Supplied data
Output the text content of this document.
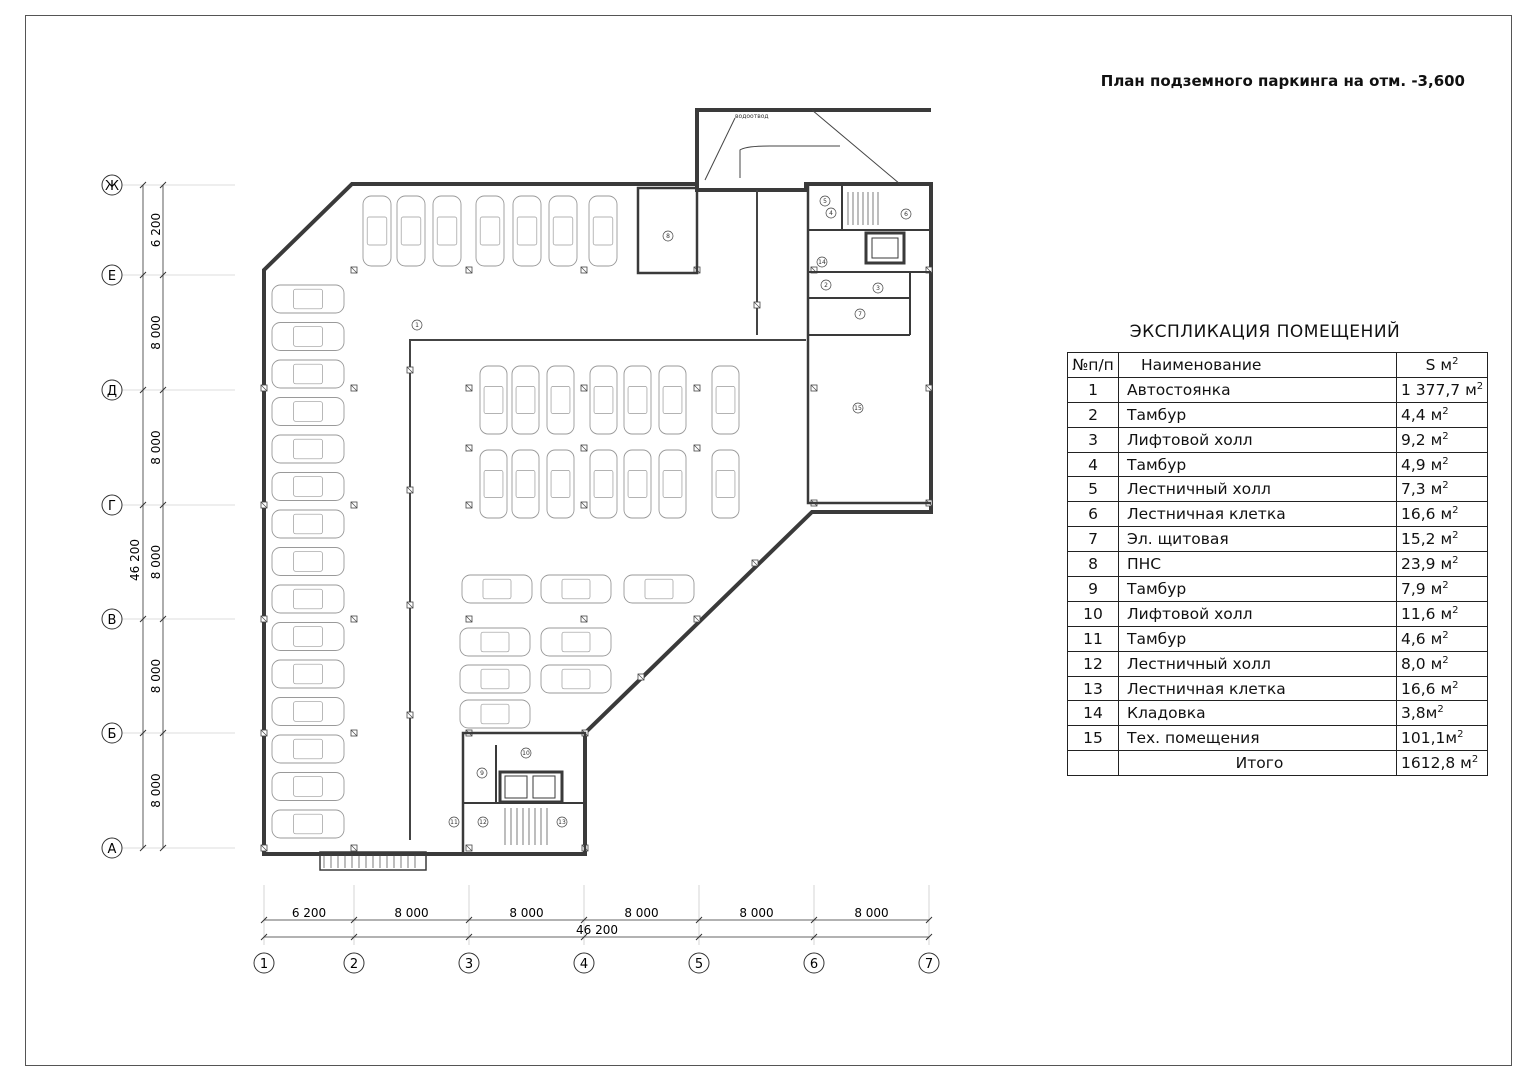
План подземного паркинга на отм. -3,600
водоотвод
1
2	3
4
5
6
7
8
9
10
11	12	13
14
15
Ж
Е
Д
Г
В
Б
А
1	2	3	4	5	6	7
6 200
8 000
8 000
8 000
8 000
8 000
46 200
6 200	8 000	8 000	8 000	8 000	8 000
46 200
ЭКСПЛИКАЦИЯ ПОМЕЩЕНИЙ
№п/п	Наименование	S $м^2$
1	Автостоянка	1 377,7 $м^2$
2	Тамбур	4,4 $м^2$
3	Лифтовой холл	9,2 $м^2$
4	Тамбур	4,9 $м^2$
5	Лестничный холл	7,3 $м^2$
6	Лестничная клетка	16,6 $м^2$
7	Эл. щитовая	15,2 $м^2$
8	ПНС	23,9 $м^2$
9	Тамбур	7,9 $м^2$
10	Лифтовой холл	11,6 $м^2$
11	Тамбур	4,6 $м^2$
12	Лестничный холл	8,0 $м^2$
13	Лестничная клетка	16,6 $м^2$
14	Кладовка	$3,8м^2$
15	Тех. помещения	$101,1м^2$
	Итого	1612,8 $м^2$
==
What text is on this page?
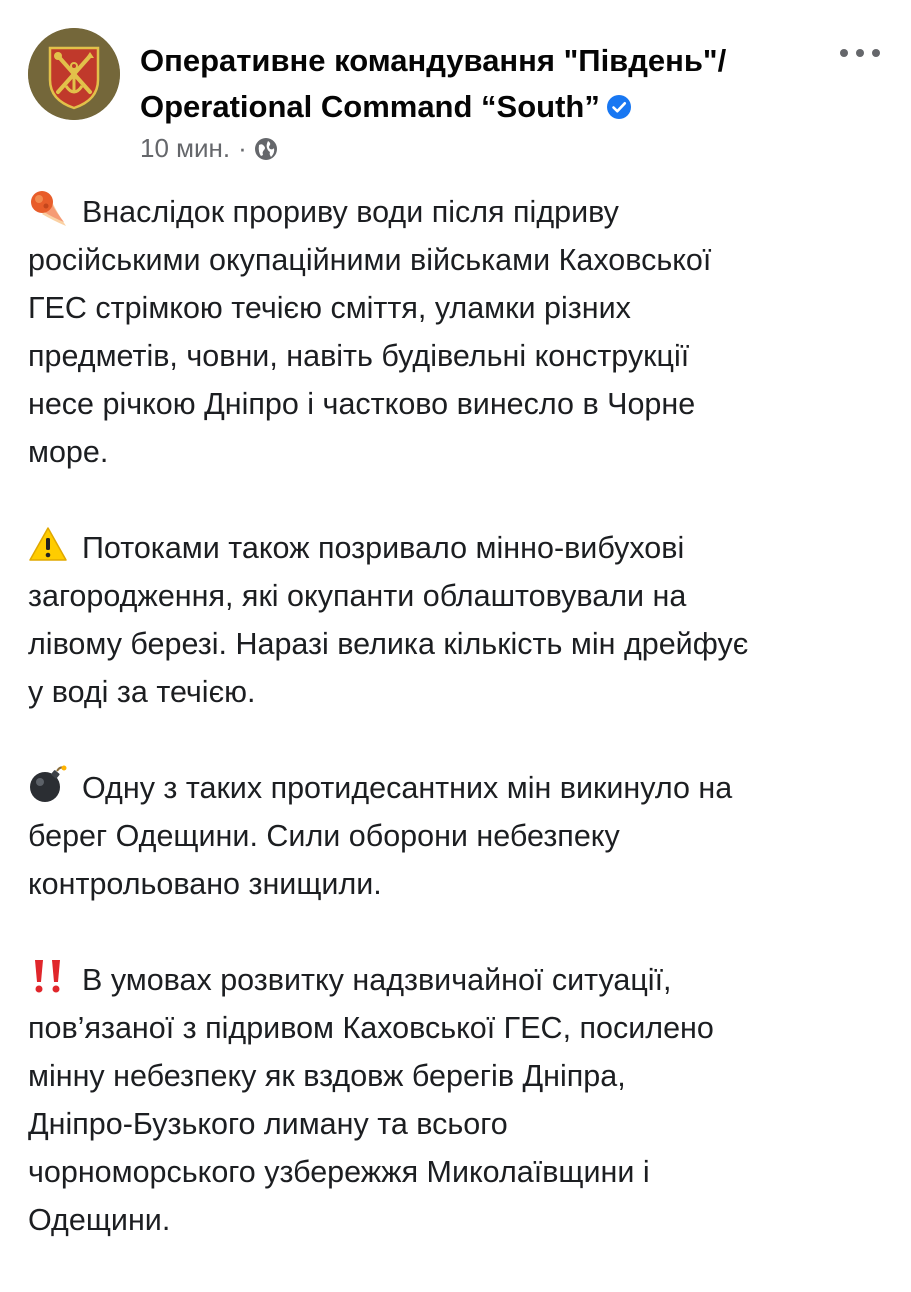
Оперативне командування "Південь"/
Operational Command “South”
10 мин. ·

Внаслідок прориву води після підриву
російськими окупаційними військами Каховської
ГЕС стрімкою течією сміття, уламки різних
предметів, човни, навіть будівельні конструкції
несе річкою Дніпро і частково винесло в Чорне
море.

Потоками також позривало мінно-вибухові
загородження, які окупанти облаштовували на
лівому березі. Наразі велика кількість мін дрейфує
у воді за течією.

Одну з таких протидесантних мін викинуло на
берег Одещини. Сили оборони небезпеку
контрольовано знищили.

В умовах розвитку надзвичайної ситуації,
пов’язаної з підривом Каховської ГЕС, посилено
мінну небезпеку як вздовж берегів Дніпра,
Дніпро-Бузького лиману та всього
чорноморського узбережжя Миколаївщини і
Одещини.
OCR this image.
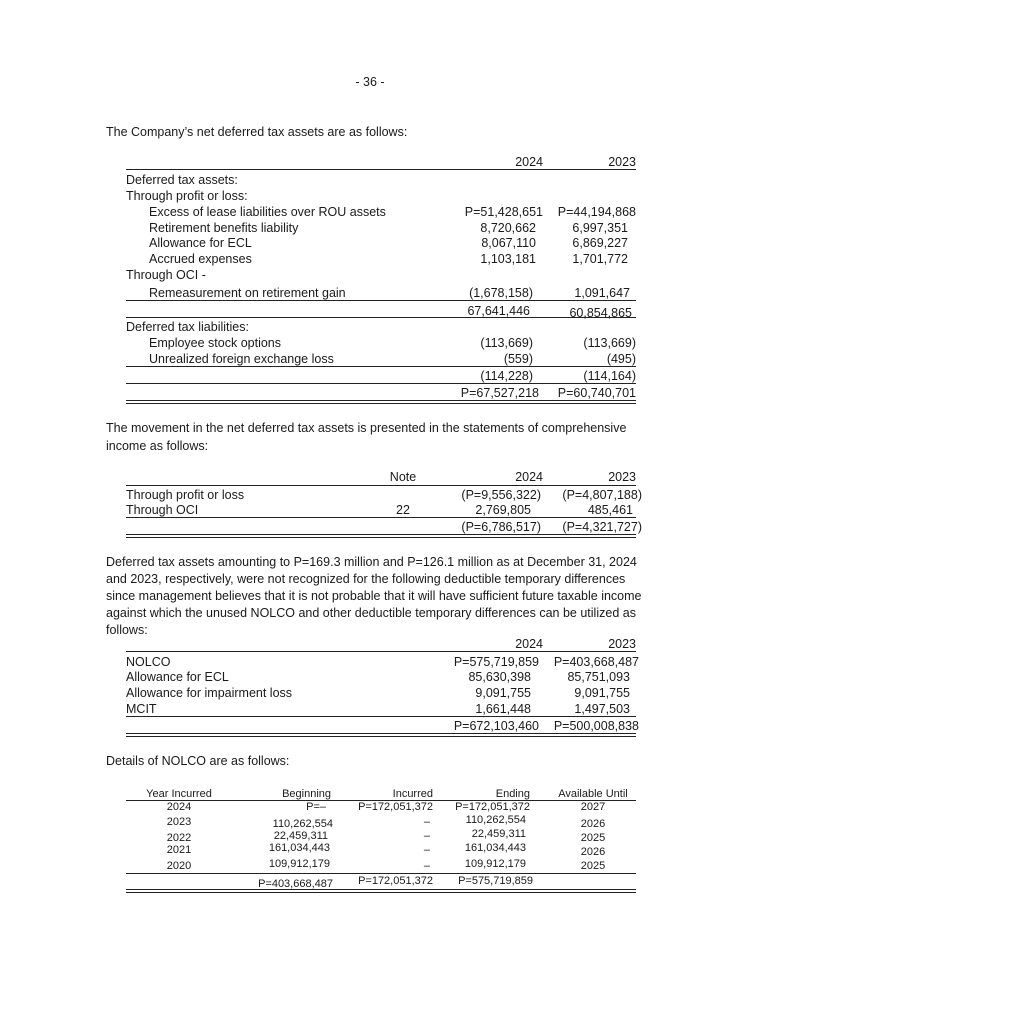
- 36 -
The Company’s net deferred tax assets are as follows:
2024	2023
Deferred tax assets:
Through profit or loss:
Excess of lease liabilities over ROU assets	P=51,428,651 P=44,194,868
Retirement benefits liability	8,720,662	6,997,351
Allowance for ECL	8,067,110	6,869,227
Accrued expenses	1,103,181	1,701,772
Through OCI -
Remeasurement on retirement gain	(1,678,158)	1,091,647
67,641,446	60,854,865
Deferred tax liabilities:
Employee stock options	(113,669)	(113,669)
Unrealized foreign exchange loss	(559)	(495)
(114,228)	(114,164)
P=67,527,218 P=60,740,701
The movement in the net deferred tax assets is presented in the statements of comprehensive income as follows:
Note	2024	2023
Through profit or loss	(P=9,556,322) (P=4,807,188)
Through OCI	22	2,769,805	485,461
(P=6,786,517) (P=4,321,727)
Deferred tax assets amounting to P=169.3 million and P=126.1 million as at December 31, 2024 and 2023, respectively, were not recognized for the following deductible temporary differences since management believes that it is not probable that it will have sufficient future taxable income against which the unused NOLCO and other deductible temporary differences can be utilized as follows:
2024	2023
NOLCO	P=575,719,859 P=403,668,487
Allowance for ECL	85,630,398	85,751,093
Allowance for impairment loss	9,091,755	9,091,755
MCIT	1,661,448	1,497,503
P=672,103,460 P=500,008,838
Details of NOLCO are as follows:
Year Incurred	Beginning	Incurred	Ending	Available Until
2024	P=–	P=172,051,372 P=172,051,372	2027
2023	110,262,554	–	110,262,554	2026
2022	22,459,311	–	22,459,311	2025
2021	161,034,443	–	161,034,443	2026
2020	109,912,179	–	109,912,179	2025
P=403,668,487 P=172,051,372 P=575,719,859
...
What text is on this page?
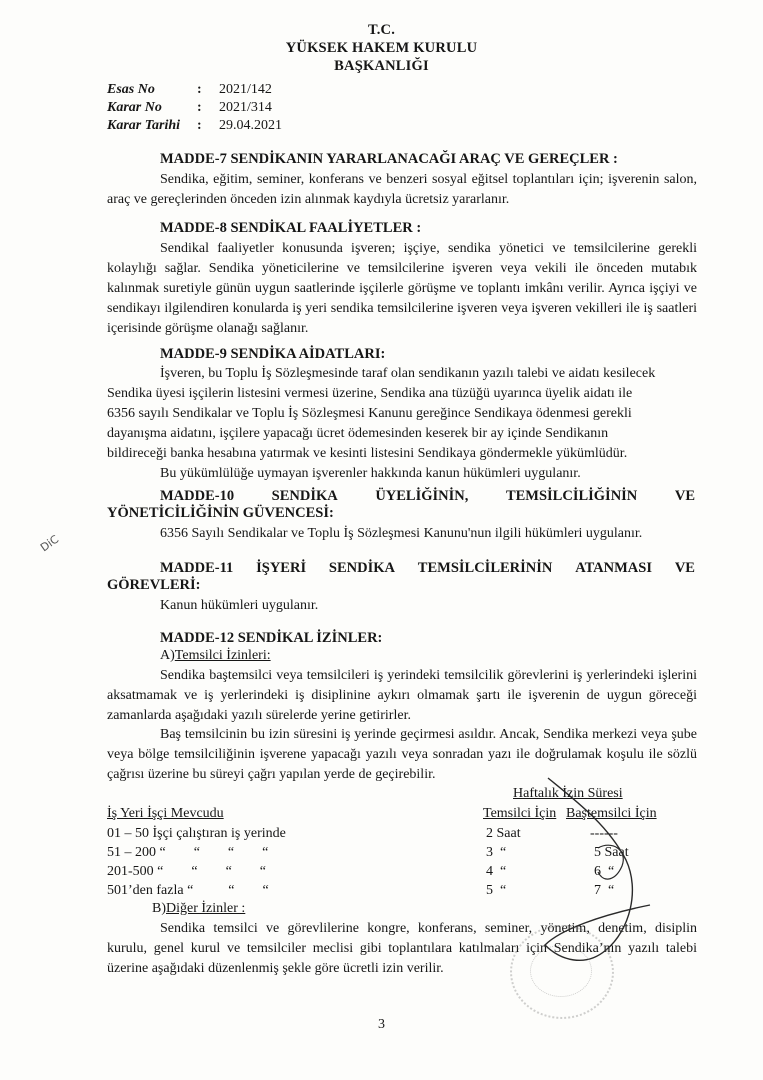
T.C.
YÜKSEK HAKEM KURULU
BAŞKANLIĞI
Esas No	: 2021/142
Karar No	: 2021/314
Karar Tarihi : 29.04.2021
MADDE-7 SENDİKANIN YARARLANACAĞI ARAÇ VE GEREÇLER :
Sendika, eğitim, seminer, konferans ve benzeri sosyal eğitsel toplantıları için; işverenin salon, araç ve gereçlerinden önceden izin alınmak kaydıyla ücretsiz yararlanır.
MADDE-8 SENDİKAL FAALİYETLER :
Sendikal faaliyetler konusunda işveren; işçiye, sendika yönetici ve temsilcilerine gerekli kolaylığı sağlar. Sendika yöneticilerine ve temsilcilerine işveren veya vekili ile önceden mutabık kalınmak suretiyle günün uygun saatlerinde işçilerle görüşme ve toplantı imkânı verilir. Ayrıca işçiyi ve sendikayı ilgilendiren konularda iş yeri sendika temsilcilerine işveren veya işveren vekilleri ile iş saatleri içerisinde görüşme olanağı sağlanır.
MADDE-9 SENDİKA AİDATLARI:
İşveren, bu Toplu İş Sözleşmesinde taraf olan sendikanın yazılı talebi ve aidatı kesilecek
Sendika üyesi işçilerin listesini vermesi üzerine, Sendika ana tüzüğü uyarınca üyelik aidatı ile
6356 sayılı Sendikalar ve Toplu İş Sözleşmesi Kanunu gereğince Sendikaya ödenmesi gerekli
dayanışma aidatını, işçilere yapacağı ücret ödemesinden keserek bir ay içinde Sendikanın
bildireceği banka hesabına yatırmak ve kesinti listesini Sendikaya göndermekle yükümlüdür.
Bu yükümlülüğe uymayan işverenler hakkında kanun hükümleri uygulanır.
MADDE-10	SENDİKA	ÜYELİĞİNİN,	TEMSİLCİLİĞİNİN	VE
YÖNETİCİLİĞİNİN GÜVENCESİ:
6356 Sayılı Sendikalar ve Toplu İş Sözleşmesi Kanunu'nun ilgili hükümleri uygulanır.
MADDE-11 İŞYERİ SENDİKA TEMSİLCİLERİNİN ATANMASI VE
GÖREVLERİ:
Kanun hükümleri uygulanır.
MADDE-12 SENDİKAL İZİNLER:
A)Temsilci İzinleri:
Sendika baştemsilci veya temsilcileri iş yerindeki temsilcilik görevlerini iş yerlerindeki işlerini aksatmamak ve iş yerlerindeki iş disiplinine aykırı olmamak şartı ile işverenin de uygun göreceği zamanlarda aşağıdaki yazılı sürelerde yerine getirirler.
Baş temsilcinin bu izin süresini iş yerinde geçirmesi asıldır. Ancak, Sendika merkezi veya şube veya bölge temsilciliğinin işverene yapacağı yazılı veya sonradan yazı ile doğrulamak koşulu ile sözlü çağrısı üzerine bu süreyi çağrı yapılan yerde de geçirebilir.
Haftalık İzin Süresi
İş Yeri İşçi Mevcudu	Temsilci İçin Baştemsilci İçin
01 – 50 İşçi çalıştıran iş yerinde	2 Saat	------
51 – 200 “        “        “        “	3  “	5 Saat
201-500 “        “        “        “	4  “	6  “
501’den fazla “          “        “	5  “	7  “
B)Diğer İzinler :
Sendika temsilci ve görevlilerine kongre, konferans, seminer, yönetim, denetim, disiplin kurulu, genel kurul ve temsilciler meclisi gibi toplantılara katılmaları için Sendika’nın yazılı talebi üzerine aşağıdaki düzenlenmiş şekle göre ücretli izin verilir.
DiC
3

Task objective
Give only the number of lines above that hold the string "Sendikalar".

Answer to this task
2